* _What to work on_
Give all of the lines again, with nothing added or dropped.

Data records:
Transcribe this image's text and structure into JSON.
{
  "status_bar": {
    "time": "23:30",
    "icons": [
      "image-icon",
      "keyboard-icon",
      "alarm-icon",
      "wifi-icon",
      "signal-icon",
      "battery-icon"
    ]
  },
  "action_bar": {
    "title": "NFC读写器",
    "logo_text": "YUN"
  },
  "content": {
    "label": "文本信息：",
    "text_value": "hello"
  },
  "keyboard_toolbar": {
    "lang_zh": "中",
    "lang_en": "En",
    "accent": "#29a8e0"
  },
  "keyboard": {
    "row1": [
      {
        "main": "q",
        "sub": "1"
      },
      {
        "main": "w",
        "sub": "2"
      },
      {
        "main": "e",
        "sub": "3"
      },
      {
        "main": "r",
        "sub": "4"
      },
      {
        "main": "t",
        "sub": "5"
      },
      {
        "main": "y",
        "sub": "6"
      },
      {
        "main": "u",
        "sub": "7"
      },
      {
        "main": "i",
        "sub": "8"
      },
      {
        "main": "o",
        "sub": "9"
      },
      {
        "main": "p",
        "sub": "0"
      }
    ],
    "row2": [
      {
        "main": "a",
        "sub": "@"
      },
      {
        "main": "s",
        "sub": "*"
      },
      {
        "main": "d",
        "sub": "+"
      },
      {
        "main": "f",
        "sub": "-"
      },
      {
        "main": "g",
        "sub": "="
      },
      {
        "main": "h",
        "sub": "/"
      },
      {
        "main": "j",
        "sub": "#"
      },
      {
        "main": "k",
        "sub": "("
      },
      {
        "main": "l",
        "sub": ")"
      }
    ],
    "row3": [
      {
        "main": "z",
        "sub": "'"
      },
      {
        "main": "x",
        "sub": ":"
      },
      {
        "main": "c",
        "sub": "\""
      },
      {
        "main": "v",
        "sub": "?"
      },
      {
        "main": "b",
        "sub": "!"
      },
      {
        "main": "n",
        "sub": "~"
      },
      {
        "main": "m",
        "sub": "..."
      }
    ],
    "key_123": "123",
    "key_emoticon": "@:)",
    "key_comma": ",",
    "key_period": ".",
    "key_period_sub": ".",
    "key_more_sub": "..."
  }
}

* _Output of the task_
Transcribe this image's text and structure into JSON.
{
  "status_bar": {
    "time": "23:30",
    "icons": [
      "image-icon",
      "keyboard-icon",
      "alarm-icon",
      "wifi-icon",
      "signal-icon",
      "battery-icon"
    ]
  },
  "action_bar": {
    "title": "NFC读写器",
    "logo_text": "YUN"
  },
  "content": {
    "label": "文本信息：",
    "text_value": "hello"
  },
  "keyboard_toolbar": {
    "lang_zh": "中",
    "lang_en": "En",
    "accent": "#29a8e0"
  },
  "keyboard": {
    "row1": [
      {
        "main": "q",
        "sub": "1"
      },
      {
        "main": "w",
        "sub": "2"
      },
      {
        "main": "e",
        "sub": "3"
      },
      {
        "main": "r",
        "sub": "4"
      },
      {
        "main": "t",
        "sub": "5"
      },
      {
        "main": "y",
        "sub": "6"
      },
      {
        "main": "u",
        "sub": "7"
      },
      {
        "main": "i",
        "sub": "8"
      },
      {
        "main": "o",
        "sub": "9"
      },
      {
        "main": "p",
        "sub": "0"
      }
    ],
    "row2": [
      {
        "main": "a",
        "sub": "@"
      },
      {
        "main": "s",
        "sub": "*"
      },
      {
        "main": "d",
        "sub": "+"
      },
      {
        "main": "f",
        "sub": "-"
      },
      {
        "main": "g",
        "sub": "="
      },
      {
        "main": "h",
        "sub": "/"
      },
      {
        "main": "j",
        "sub": "#"
      },
      {
        "main": "k",
        "sub": "("
      },
      {
        "main": "l",
        "sub": ")"
      }
    ],
    "row3": [
      {
        "main": "z",
        "sub": "'"
      },
      {
        "main": "x",
        "sub": ":"
      },
      {
        "main": "c",
        "sub": "\""
      },
      {
        "main": "v",
        "sub": "?"
      },
      {
        "main": "b",
        "sub": "!"
      },
      {
        "main": "n",
        "sub": "~"
      },
      {
        "main": "m",
        "sub": "..."
      }
    ],
    "key_123": "123",
    "key_emoticon": "@:)",
    "key_comma": ",",
    "key_period": ".",
    "key_period_sub": ".",
    "key_more_sub": "..."
  }
}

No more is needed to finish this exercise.